***** Material
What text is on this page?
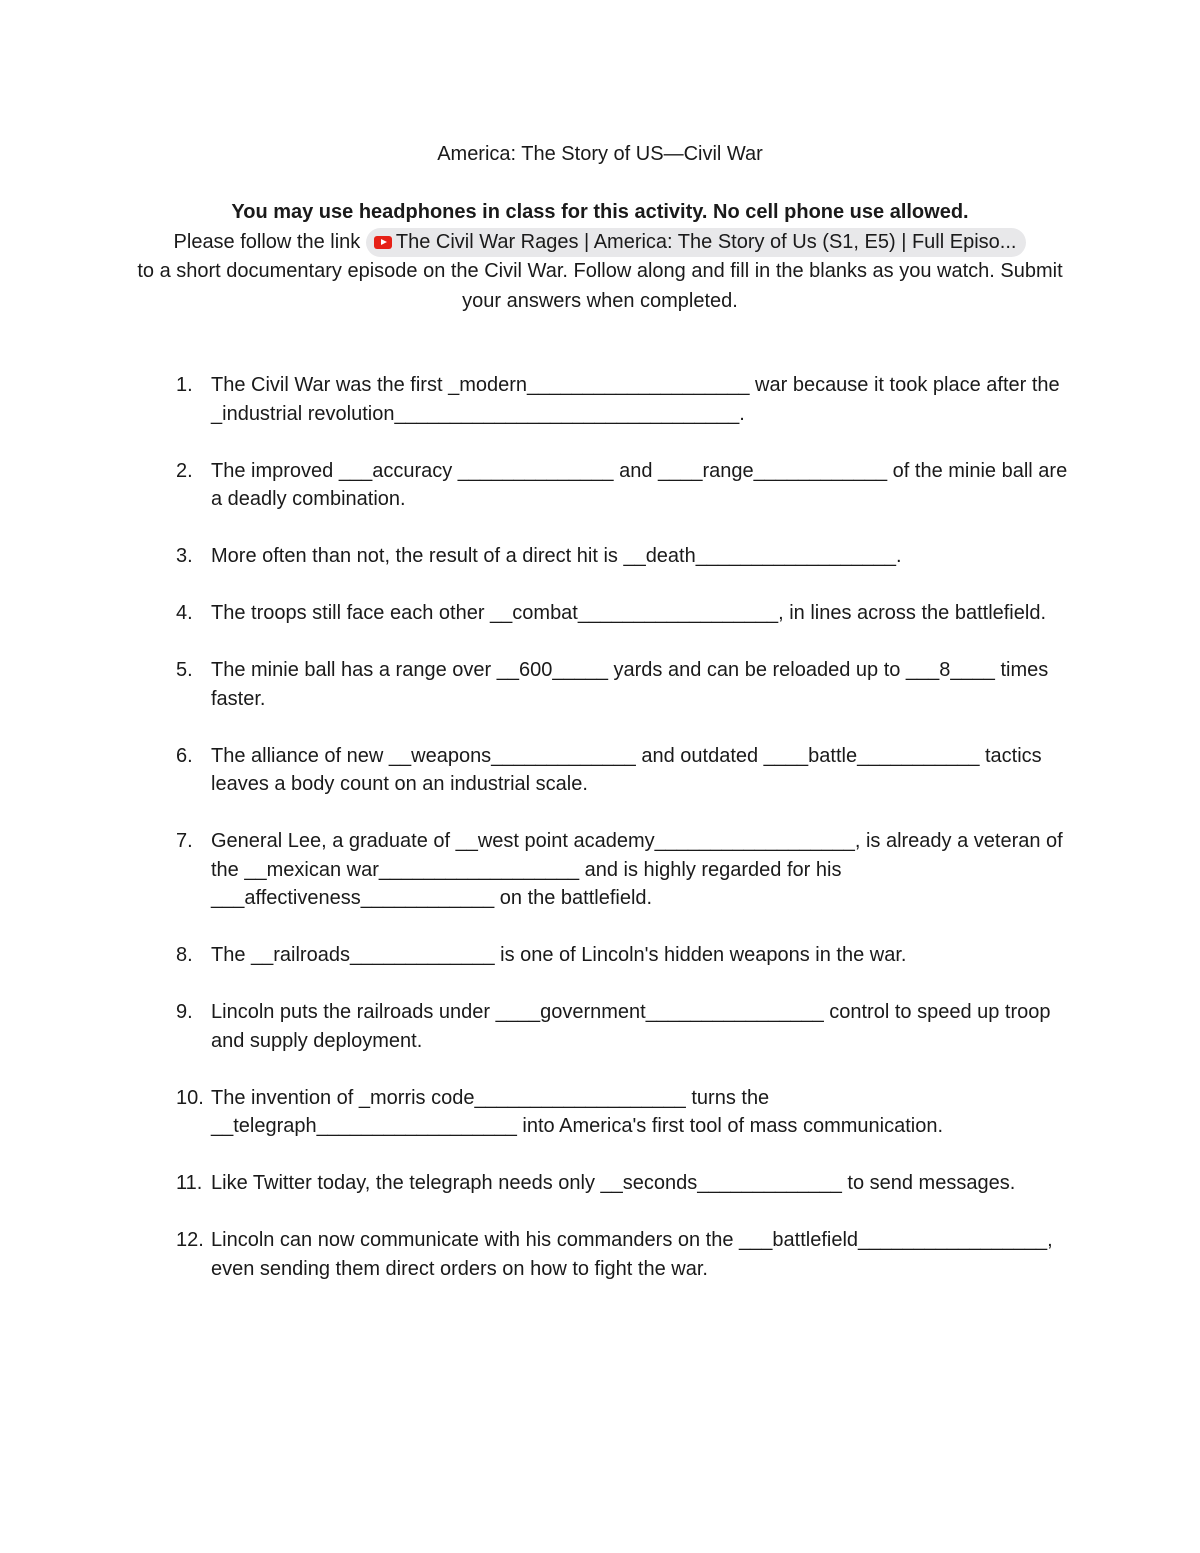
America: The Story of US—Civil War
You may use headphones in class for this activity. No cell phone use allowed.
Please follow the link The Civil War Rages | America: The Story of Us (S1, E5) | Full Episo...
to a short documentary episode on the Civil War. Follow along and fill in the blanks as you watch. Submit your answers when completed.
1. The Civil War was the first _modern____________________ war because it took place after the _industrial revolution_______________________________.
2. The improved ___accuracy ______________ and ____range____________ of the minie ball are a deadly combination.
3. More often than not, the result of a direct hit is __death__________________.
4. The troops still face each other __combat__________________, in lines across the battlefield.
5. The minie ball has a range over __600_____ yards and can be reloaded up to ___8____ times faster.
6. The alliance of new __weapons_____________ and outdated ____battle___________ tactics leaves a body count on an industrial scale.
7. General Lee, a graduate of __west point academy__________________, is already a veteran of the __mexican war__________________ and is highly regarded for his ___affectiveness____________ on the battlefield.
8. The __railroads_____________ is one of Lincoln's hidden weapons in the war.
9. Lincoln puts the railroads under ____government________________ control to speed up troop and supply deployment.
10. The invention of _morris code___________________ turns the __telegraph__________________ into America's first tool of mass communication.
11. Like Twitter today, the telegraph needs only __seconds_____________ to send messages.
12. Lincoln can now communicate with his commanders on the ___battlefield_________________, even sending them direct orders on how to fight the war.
**********
Problem: Give all the lines above again, character for character, without pictures.

Output for this task:
What text is on this page?
America: The Story of US—Civil War
You may use headphones in class for this activity. No cell phone use allowed.
Please follow the link The Civil War Rages | America: The Story of Us (S1, E5) | Full Episo...
to a short documentary episode on the Civil War. Follow along and fill in the blanks as you watch. Submit your answers when completed.
1. The Civil War was the first _modern____________________ war because it took place after the _industrial revolution_______________________________.
2. The improved ___accuracy ______________ and ____range____________ of the minie ball are a deadly combination.
3. More often than not, the result of a direct hit is __death__________________.
4. The troops still face each other __combat__________________, in lines across the battlefield.
5. The minie ball has a range over __600_____ yards and can be reloaded up to ___8____ times faster.
6. The alliance of new __weapons_____________ and outdated ____battle___________ tactics leaves a body count on an industrial scale.
7. General Lee, a graduate of __west point academy__________________, is already a veteran of the __mexican war__________________ and is highly regarded for his ___affectiveness____________ on the battlefield.
8. The __railroads_____________ is one of Lincoln's hidden weapons in the war.
9. Lincoln puts the railroads under ____government________________ control to speed up troop and supply deployment.
10. The invention of _morris code___________________ turns the __telegraph__________________ into America's first tool of mass communication.
11. Like Twitter today, the telegraph needs only __seconds_____________ to send messages.
12. Lincoln can now communicate with his commanders on the ___battlefield_________________, even sending them direct orders on how to fight the war.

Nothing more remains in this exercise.